TASK REQUIREMENTS
Word for word, transcribe the lines below and drop the pictures.

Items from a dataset
↓↓↓

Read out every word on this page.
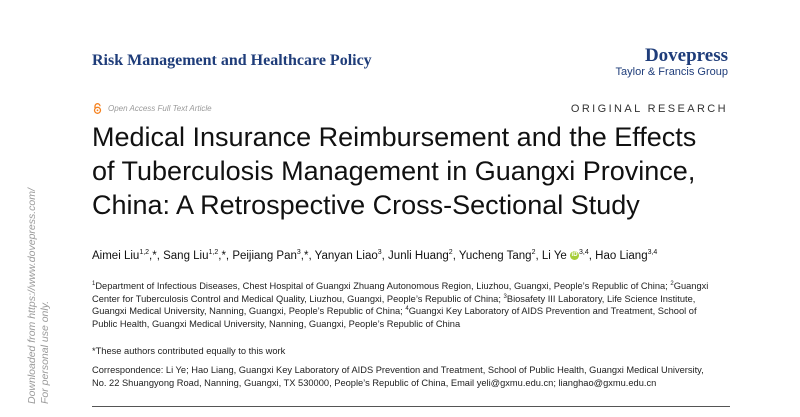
Downloaded from https://www.dovepress.com/ For personal use only.
Risk Management and Healthcare Policy	Dovepress
Taylor & Francis Group
Open Access Full Text Article	ORIGINAL RESEARCH
Medical Insurance Reimbursement and the Effects
of Tuberculosis Management in Guangxi Province,
China: A Retrospective Cross-Sectional Study
Aimei Liu$^{1,2}$,*, Sang Liu$^{1,2}$,*, Peijiang Pan$^3$,*, Yanyan Liao$^3$, Junli Huang$^2$, Yucheng Tang$^2$, Li Ye iD $^{3,4}$, Hao Liang$^{3,4}$
$^1$Department of Infectious Diseases, Chest Hospital of Guangxi Zhuang Autonomous Region, Liuzhou, Guangxi, People’s Republic of China; $^2$Guangxi
Center for Tuberculosis Control and Medical Quality, Liuzhou, Guangxi, People’s Republic of China; $^3$Biosafety III Laboratory, Life Science Institute,
Guangxi Medical University, Nanning, Guangxi, People’s Republic of China; $^4$Guangxi Key Laboratory of AIDS Prevention and Treatment, School of
Public Health, Guangxi Medical University, Nanning, Guangxi, People’s Republic of China
*These authors contributed equally to this work
Correspondence: Li Ye; Hao Liang, Guangxi Key Laboratory of AIDS Prevention and Treatment, School of Public Health, Guangxi Medical University,
No. 22 Shuangyong Road, Nanning, Guangxi, TX 530000, People’s Republic of China, Email yeli@gxmu.edu.cn; lianghao@gxmu.edu.cn
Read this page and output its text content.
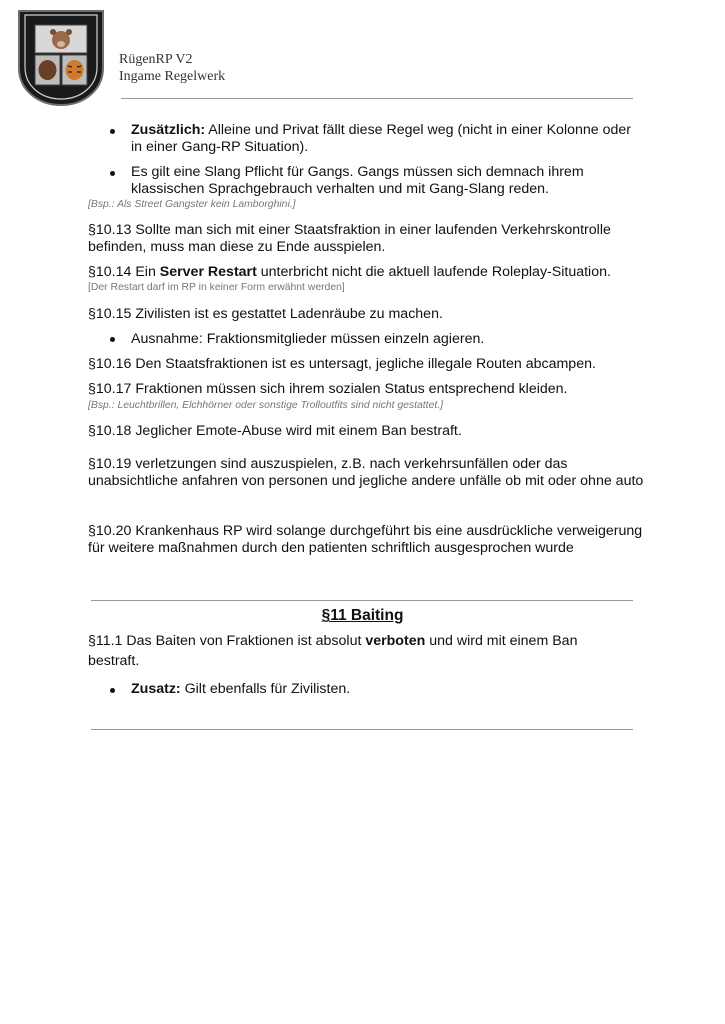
RügenRP V2
Ingame Regelwerk
Zusätzlich: Alleine und Privat fällt diese Regel weg (nicht in einer Kolonne oder in einer Gang-RP Situation).
Es gilt eine Slang Pflicht für Gangs. Gangs müssen sich demnach ihrem klassischen Sprachgebrauch verhalten und mit Gang-Slang reden.
[Bsp.: Als Street Gangster kein Lamborghini.]
§10.13 Sollte man sich mit einer Staatsfraktion in einer laufenden Verkehrskontrolle befinden, muss man diese zu Ende ausspielen.
§10.14 Ein Server Restart unterbricht nicht die aktuell laufende Roleplay-Situation.
[Der Restart darf im RP in keiner Form erwähnt werden]
§10.15 Zivilisten ist es gestattet Ladenräube zu machen.
Ausnahme: Fraktionsmitglieder müssen einzeln agieren.
§10.16 Den Staatsfraktionen ist es untersagt, jegliche illegale Routen abcampen.
§10.17 Fraktionen müssen sich ihrem sozialen Status entsprechend kleiden.
[Bsp.: Leuchtbrillen, Elchhörner oder sonstige Trolloutfits sind nicht gestattet.]
§10.18 Jeglicher Emote-Abuse wird mit einem Ban bestraft.
§10.19 verletzungen sind auszuspielen, z.B. nach verkehrsunfällen oder das unabsichtliche anfahren von personen und jegliche andere unfälle ob mit oder ohne auto
§10.20 Krankenhaus RP wird solange durchgeführt bis eine ausdrückliche verweigerung für weitere maßnahmen durch den patienten schriftlich ausgesprochen wurde
§11 Baiting
§11.1 Das Baiten von Fraktionen ist absolut verboten und wird mit einem Ban bestraft.
Zusatz: Gilt ebenfalls für Zivilisten.
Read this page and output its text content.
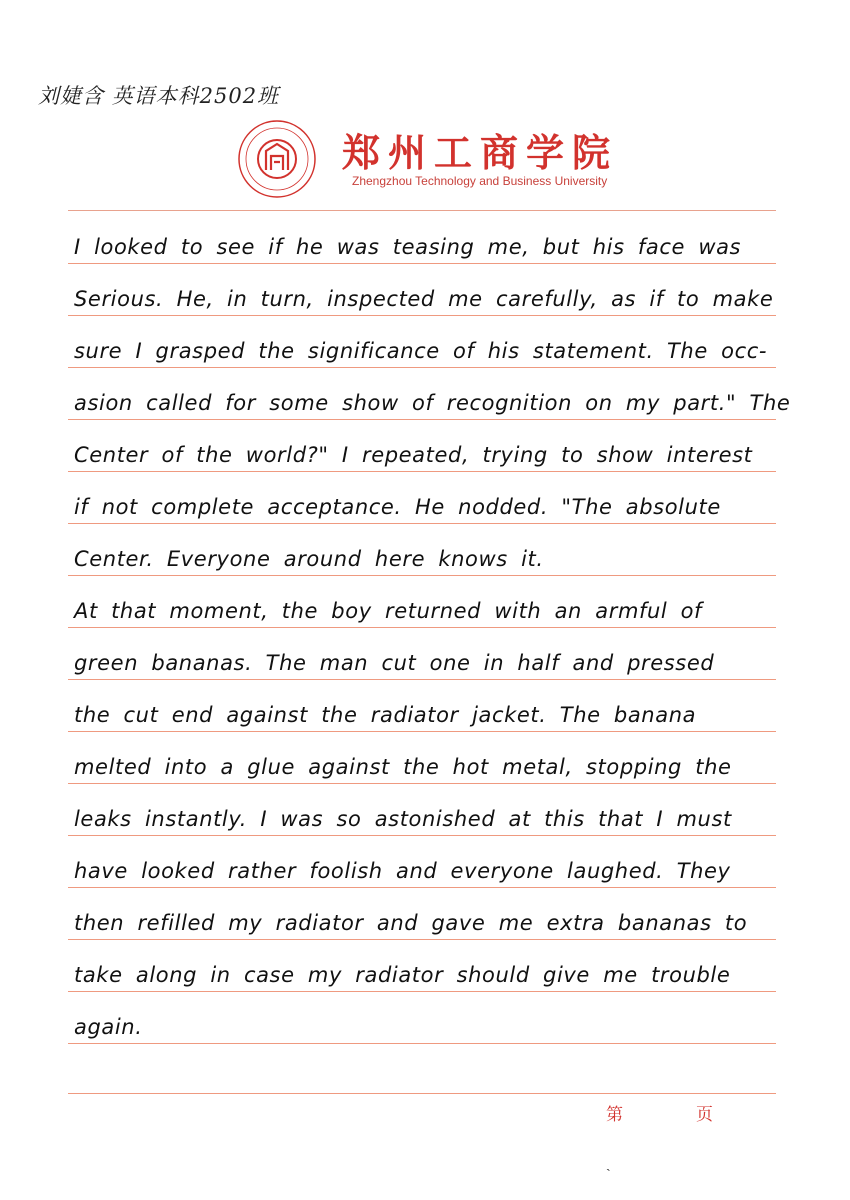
刘婕含 英语本科2502班
郑州工商学院
Zhengzhou Technology and Business University
I looked to see if he was teasing me, but his face was
Serious. He, in turn, inspected me carefully, as if to make
sure I grasped the significance of his statement. The occ-
asion called for some show of recognition on my part." The
Center of the world?" I repeated, trying to show interest
if not complete acceptance. He nodded. "The absolute
Center. Everyone around here knows it.
At that moment, the boy returned with an armful of
green bananas. The man cut one in half and pressed
the cut end against the radiator jacket. The banana
melted into a glue against the hot metal, stopping the
leaks instantly. I was so astonished at this that I must
have looked rather foolish and everyone laughed. They
then refilled my radiator and gave me extra bananas to
take along in case my radiator should give me trouble
again.
第	页
ˏ
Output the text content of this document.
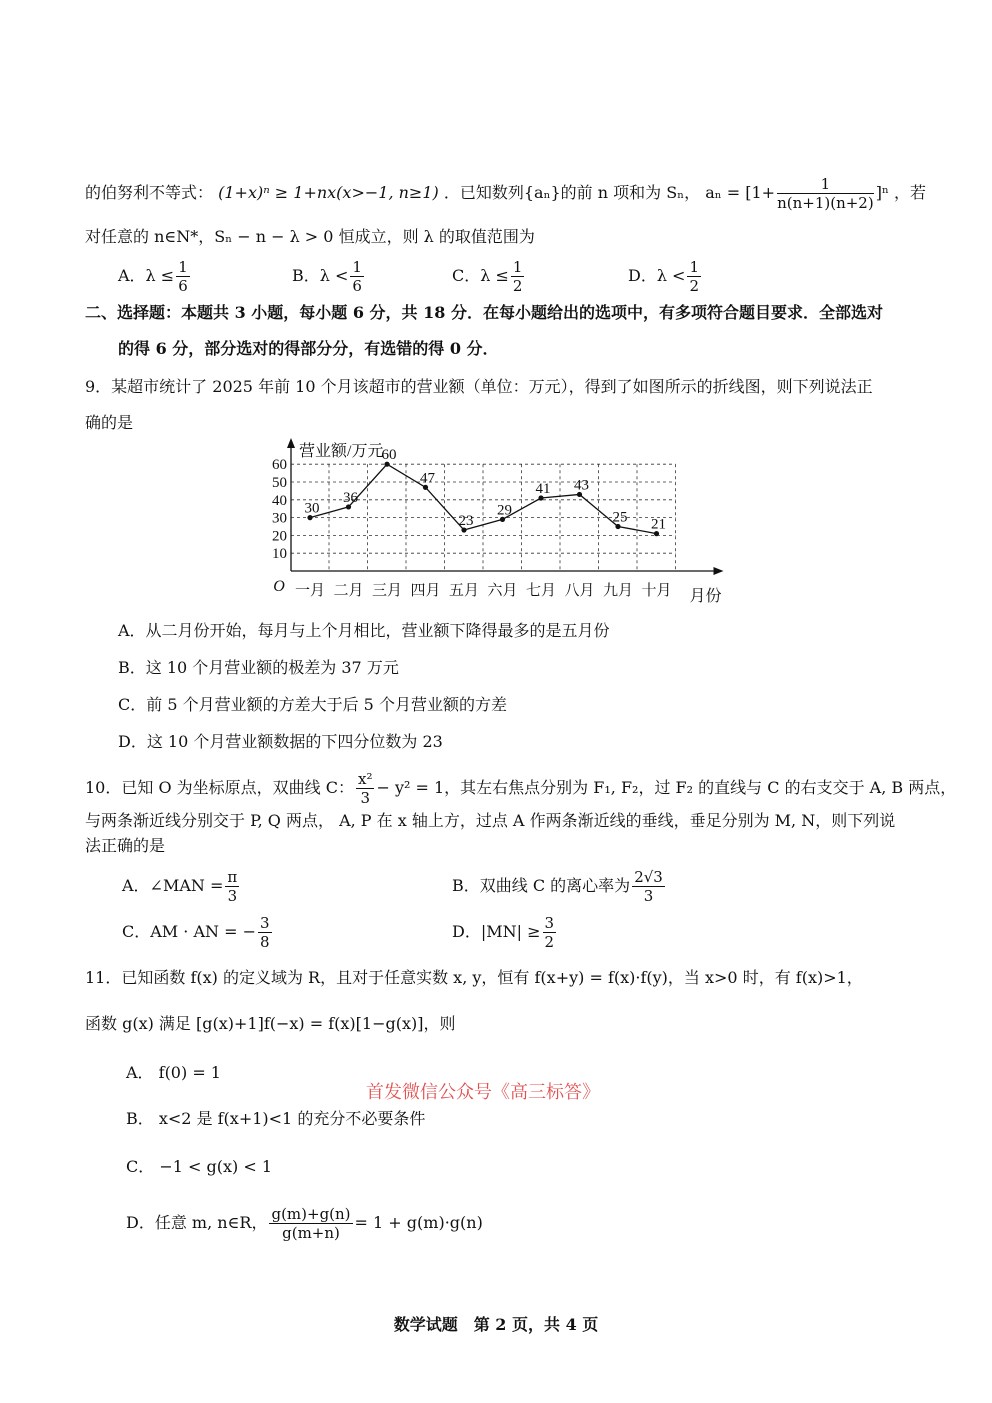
的伯努利不等式： (1+x)ⁿ ≥ 1+nx(x>−1, n≥1) ．已知数列{aₙ}的前 n 项和为 Sₙ， $a_n = [1+ \frac{1}{n(n+1)(n+2)} ]^n$ ，若
对任意的 n∈N*，Sₙ − n − λ > 0 恒成立，则 λ 的取值范围为
A．$\lambda \le \frac{1}{6}$	B．$\lambda < \frac{1}{6}$	C．$\lambda \le \frac{1}{2}$	D．$\lambda < \frac{1}{2}$
二、选择题：本题共 3 小题，每小题 6 分，共 18 分．在每小题给出的选项中，有多项符合题目要求．全部选对
的得 6 分，部分选对的得部分分，有选错的得 0 分．
9．某超市统计了 2025 年前 10 个月该超市的营业额（单位：万元），得到了如图所示的折线图，则下列说法正
确的是
营业额/万元
月份
O
10
20
30
40
50
60
一月 二月 三月 四月 五月 六月 七月 八月 九月 十月
30
36
60
47
23
29
41 43
25 21
A．从二月份开始，每月与上个月相比，营业额下降得最多的是五月份
B．这 10 个月营业额的极差为 37 万元
C．前 5 个月营业额的方差大于后 5 个月营业额的方差
D．这 10 个月营业额数据的下四分位数为 23
10．已知 O 为坐标原点，双曲线 C： $\frac{\text{x²}}{3} - y^2 = 1$，其左右焦点分别为 F₁, F₂，过 F₂ 的直线与 C 的右支交于 A, B 两点，
与两条渐近线分别交于 P, Q 两点， A, P 在 x 轴上方，过点 A 作两条渐近线的垂线，垂足分别为 M, N，则下列说
法正确的是
A．∠MAN = $\frac{\pi}{3}$	B．双曲线 C 的离心率为 $\frac{2√3}{3}$
C．AM · AN = − $\frac{3}{8}$	D．$|MN| \ge \frac{3}{2}$
11．已知函数 f(x) 的定义域为 R，且对于任意实数 x, y，恒有 f(x+y) = f(x)·f(y)，当 x>0 时，有 f(x)>1，
函数 g(x) 满足 [g(x)+1]f(−x) = f(x)[1−g(x)]，则
A． f(0) = 1
首发微信公众号《高三标答》
B． x<2 是 f(x+1)<1 的充分不必要条件
C． −1 < g(x) < 1
D．任意 m, n∈R， $\frac{g(m)+g(n)}{g(m+n)} = 1 + g(m)\cdot g(n)$
数学试题　第 2 页，共 4 页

↑↑↑

RESULT FOR THIS EXERCISE
Read out every word on this page.
Downloaded from https://www.dovepress.com/ For personal use only.
Risk Management and Healthcare Policy	Dovepress
Taylor & Francis Group
Open Access Full Text Article	ORIGINAL RESEARCH
Medical Insurance Reimbursement and the Effects
of Tuberculosis Management in Guangxi Province,
China: A Retrospective Cross-Sectional Study
Aimei Liu$^{1,2}$,*, Sang Liu$^{1,2}$,*, Peijiang Pan$^3$,*, Yanyan Liao$^3$, Junli Huang$^2$, Yucheng Tang$^2$, Li Ye iD $^{3,4}$, Hao Liang$^{3,4}$
$^1$Department of Infectious Diseases, Chest Hospital of Guangxi Zhuang Autonomous Region, Liuzhou, Guangxi, People’s Republic of China; $^2$Guangxi
Center for Tuberculosis Control and Medical Quality, Liuzhou, Guangxi, People’s Republic of China; $^3$Biosafety III Laboratory, Life Science Institute,
Guangxi Medical University, Nanning, Guangxi, People’s Republic of China; $^4$Guangxi Key Laboratory of AIDS Prevention and Treatment, School of
Public Health, Guangxi Medical University, Nanning, Guangxi, People’s Republic of China
*These authors contributed equally to this work
Correspondence: Li Ye; Hao Liang, Guangxi Key Laboratory of AIDS Prevention and Treatment, School of Public Health, Guangxi Medical University,
No. 22 Shuangyong Road, Nanning, Guangxi, TX 530000, People’s Republic of China, Email yeli@gxmu.edu.cn; lianghao@gxmu.edu.cn
Read this page and output its text content.
RügenRP V2
Ingame Regelwerk
Zusätzlich: Alleine und Privat fällt diese Regel weg (nicht in einer Kolonne oder in einer Gang-RP Situation).
Es gilt eine Slang Pflicht für Gangs. Gangs müssen sich demnach ihrem klassischen Sprachgebrauch verhalten und mit Gang-Slang reden.
[Bsp.: Als Street Gangster kein Lamborghini.]
§10.13 Sollte man sich mit einer Staatsfraktion in einer laufenden Verkehrskontrolle befinden, muss man diese zu Ende ausspielen.
§10.14 Ein Server Restart unterbricht nicht die aktuell laufende Roleplay-Situation.
[Der Restart darf im RP in keiner Form erwähnt werden]
§10.15 Zivilisten ist es gestattet Ladenräube zu machen.
Ausnahme: Fraktionsmitglieder müssen einzeln agieren.
§10.16 Den Staatsfraktionen ist es untersagt, jegliche illegale Routen abcampen.
§10.17 Fraktionen müssen sich ihrem sozialen Status entsprechend kleiden.
[Bsp.: Leuchtbrillen, Elchhörner oder sonstige Trolloutfits sind nicht gestattet.]
§10.18 Jeglicher Emote-Abuse wird mit einem Ban bestraft.
§10.19 verletzungen sind auszuspielen, z.B. nach verkehrsunfällen oder das unabsichtliche anfahren von personen und jegliche andere unfälle ob mit oder ohne auto
§10.20 Krankenhaus RP wird solange durchgeführt bis eine ausdrückliche verweigerung für weitere maßnahmen durch den patienten schriftlich ausgesprochen wurde
§11 Baiting
§11.1 Das Baiten von Fraktionen ist absolut verboten und wird mit einem Ban bestraft.
Zusatz: Gilt ebenfalls für Zivilisten.
Read this page and output its text content.
刘婕含 英语本科2502班
郑州工商学院
Zhengzhou Technology and Business University
I looked to see if he was teasing me, but his face was
Serious. He, in turn, inspected me carefully, as if to make
sure I grasped the significance of his statement. The occ-
asion called for some show of recognition on my part." The
Center of the world?" I repeated, trying to show interest
if not complete acceptance. He nodded. "The absolute
Center. Everyone around here knows it.
At that moment, the boy returned with an armful of
green bananas. The man cut one in half and pressed
the cut end against the radiator jacket. The banana
melted into a glue against the hot metal, stopping the
leaks instantly. I was so astonished at this that I must
have looked rather foolish and everyone laughed. They
then refilled my radiator and gave me extra bananas to
take along in case my radiator should give me trouble
again.
第	页
ˏ
Output the text content of this document.
的伯努利不等式： (1+x)ⁿ ≥ 1+nx(x>−1, n≥1) ．已知数列{aₙ}的前 n 项和为 Sₙ， $a_n = [1+ \frac{1}{n(n+1)(n+2)} ]^n$ ，若
对任意的 n∈N*，Sₙ − n − λ > 0 恒成立，则 λ 的取值范围为
A．$\lambda \le \frac{1}{6}$	B．$\lambda < \frac{1}{6}$	C．$\lambda \le \frac{1}{2}$	D．$\lambda < \frac{1}{2}$
二、选择题：本题共 3 小题，每小题 6 分，共 18 分．在每小题给出的选项中，有多项符合题目要求．全部选对
的得 6 分，部分选对的得部分分，有选错的得 0 分．
9．某超市统计了 2025 年前 10 个月该超市的营业额（单位：万元），得到了如图所示的折线图，则下列说法正
确的是
营业额/万元
月份
O
10
20
30
40
50
60
一月 二月 三月 四月 五月 六月 七月 八月 九月 十月
30
36
60
47
23
29
41 43
25 21
A．从二月份开始，每月与上个月相比，营业额下降得最多的是五月份
B．这 10 个月营业额的极差为 37 万元
C．前 5 个月营业额的方差大于后 5 个月营业额的方差
D．这 10 个月营业额数据的下四分位数为 23
10．已知 O 为坐标原点，双曲线 C： $\frac{\text{x²}}{3} - y^2 = 1$，其左右焦点分别为 F₁, F₂，过 F₂ 的直线与 C 的右支交于 A, B 两点，
与两条渐近线分别交于 P, Q 两点， A, P 在 x 轴上方，过点 A 作两条渐近线的垂线，垂足分别为 M, N，则下列说
法正确的是
A．∠MAN = $\frac{\pi}{3}$	B．双曲线 C 的离心率为 $\frac{2√3}{3}$
C．AM · AN = − $\frac{3}{8}$	D．$|MN| \ge \frac{3}{2}$
11．已知函数 f(x) 的定义域为 R，且对于任意实数 x, y，恒有 f(x+y) = f(x)·f(y)，当 x>0 时，有 f(x)>1，
函数 g(x) 满足 [g(x)+1]f(−x) = f(x)[1−g(x)]，则
A． f(0) = 1
首发微信公众号《高三标答》
B． x<2 是 f(x+1)<1 的充分不必要条件
C． −1 < g(x) < 1
D．任意 m, n∈R， $\frac{g(m)+g(n)}{g(m+n)} = 1 + g(m)\cdot g(n)$
数学试题　第 2 页，共 4 页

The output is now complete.